**Written exercise**
Every entry should be repeated exactly. Omit the pictures.

Figure content listings:
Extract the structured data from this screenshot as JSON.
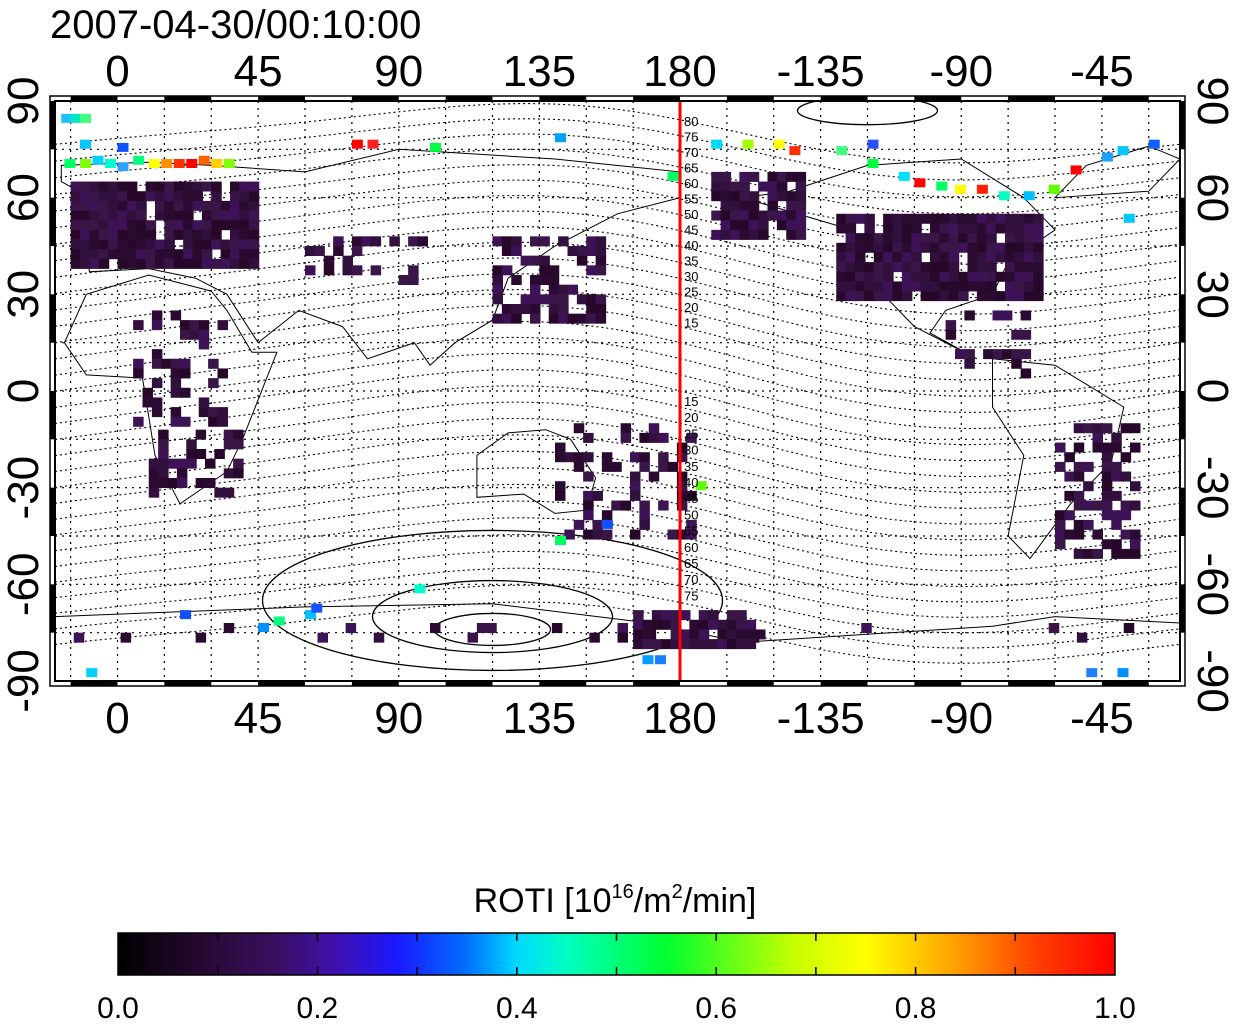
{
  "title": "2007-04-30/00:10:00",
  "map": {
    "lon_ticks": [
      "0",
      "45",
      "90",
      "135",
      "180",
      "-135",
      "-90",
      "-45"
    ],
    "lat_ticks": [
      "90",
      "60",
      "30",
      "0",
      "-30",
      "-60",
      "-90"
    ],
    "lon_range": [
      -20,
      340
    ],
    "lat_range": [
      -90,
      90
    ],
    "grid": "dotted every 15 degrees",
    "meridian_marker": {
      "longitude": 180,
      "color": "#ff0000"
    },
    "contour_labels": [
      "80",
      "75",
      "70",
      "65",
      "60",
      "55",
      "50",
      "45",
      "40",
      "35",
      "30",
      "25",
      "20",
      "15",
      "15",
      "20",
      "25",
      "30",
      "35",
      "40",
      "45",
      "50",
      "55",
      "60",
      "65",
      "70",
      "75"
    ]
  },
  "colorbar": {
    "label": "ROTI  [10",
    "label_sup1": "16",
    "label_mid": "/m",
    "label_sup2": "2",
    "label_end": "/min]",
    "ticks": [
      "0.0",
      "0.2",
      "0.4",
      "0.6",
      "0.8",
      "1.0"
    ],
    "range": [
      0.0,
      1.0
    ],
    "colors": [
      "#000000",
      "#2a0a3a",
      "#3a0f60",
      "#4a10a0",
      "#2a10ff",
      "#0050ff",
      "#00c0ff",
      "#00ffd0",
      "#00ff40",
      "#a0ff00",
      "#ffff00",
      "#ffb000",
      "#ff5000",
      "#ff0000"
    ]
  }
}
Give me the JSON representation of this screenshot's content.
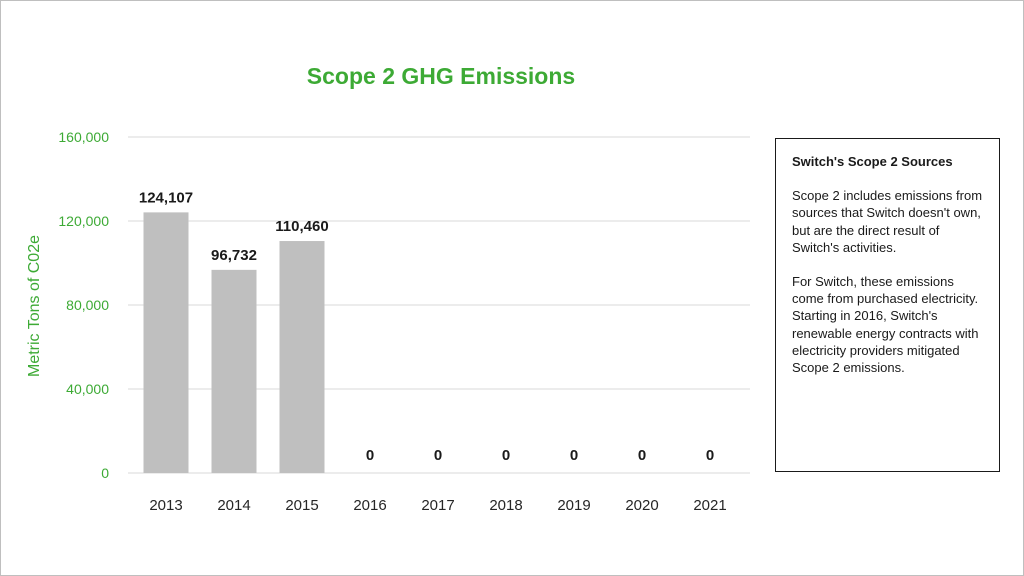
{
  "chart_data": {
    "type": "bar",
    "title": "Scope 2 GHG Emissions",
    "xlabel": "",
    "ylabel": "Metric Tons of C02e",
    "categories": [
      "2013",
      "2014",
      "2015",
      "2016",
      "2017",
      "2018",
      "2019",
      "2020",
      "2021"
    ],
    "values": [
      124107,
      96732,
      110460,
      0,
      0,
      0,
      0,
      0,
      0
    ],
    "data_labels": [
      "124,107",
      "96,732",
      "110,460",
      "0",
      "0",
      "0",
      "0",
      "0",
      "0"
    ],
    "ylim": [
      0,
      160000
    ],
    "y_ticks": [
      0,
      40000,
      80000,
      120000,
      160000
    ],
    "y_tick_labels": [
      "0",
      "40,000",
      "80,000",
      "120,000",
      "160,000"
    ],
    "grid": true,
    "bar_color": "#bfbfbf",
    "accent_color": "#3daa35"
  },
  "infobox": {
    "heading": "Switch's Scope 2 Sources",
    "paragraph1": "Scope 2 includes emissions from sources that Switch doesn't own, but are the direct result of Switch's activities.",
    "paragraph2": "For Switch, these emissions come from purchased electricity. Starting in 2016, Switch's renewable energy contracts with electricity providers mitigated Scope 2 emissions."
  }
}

**Output of the task**
Extract the structured data from this screenshot as JSON.
{
  "title": "2007-04-30/00:10:00",
  "map": {
    "lon_ticks": [
      "0",
      "45",
      "90",
      "135",
      "180",
      "-135",
      "-90",
      "-45"
    ],
    "lat_ticks": [
      "90",
      "60",
      "30",
      "0",
      "-30",
      "-60",
      "-90"
    ],
    "lon_range": [
      -20,
      340
    ],
    "lat_range": [
      -90,
      90
    ],
    "grid": "dotted every 15 degrees",
    "meridian_marker": {
      "longitude": 180,
      "color": "#ff0000"
    },
    "contour_labels": [
      "80",
      "75",
      "70",
      "65",
      "60",
      "55",
      "50",
      "45",
      "40",
      "35",
      "30",
      "25",
      "20",
      "15",
      "15",
      "20",
      "25",
      "30",
      "35",
      "40",
      "45",
      "50",
      "55",
      "60",
      "65",
      "70",
      "75"
    ]
  },
  "colorbar": {
    "label": "ROTI  [10",
    "label_sup1": "16",
    "label_mid": "/m",
    "label_sup2": "2",
    "label_end": "/min]",
    "ticks": [
      "0.0",
      "0.2",
      "0.4",
      "0.6",
      "0.8",
      "1.0"
    ],
    "range": [
      0.0,
      1.0
    ],
    "colors": [
      "#000000",
      "#2a0a3a",
      "#3a0f60",
      "#4a10a0",
      "#2a10ff",
      "#0050ff",
      "#00c0ff",
      "#00ffd0",
      "#00ff40",
      "#a0ff00",
      "#ffff00",
      "#ffb000",
      "#ff5000",
      "#ff0000"
    ]
  }
}
Give me the JSON representation of this screenshot's content.
{
  "chart_data": {
    "type": "bar",
    "title": "Scope 2 GHG Emissions",
    "xlabel": "",
    "ylabel": "Metric Tons of C02e",
    "categories": [
      "2013",
      "2014",
      "2015",
      "2016",
      "2017",
      "2018",
      "2019",
      "2020",
      "2021"
    ],
    "values": [
      124107,
      96732,
      110460,
      0,
      0,
      0,
      0,
      0,
      0
    ],
    "data_labels": [
      "124,107",
      "96,732",
      "110,460",
      "0",
      "0",
      "0",
      "0",
      "0",
      "0"
    ],
    "ylim": [
      0,
      160000
    ],
    "y_ticks": [
      0,
      40000,
      80000,
      120000,
      160000
    ],
    "y_tick_labels": [
      "0",
      "40,000",
      "80,000",
      "120,000",
      "160,000"
    ],
    "grid": true,
    "bar_color": "#bfbfbf",
    "accent_color": "#3daa35"
  },
  "infobox": {
    "heading": "Switch's Scope 2 Sources",
    "paragraph1": "Scope 2 includes emissions from sources that Switch doesn't own, but are the direct result of Switch's activities.",
    "paragraph2": "For Switch, these emissions come from purchased electricity. Starting in 2016, Switch's renewable energy contracts with electricity providers mitigated Scope 2 emissions."
  }
}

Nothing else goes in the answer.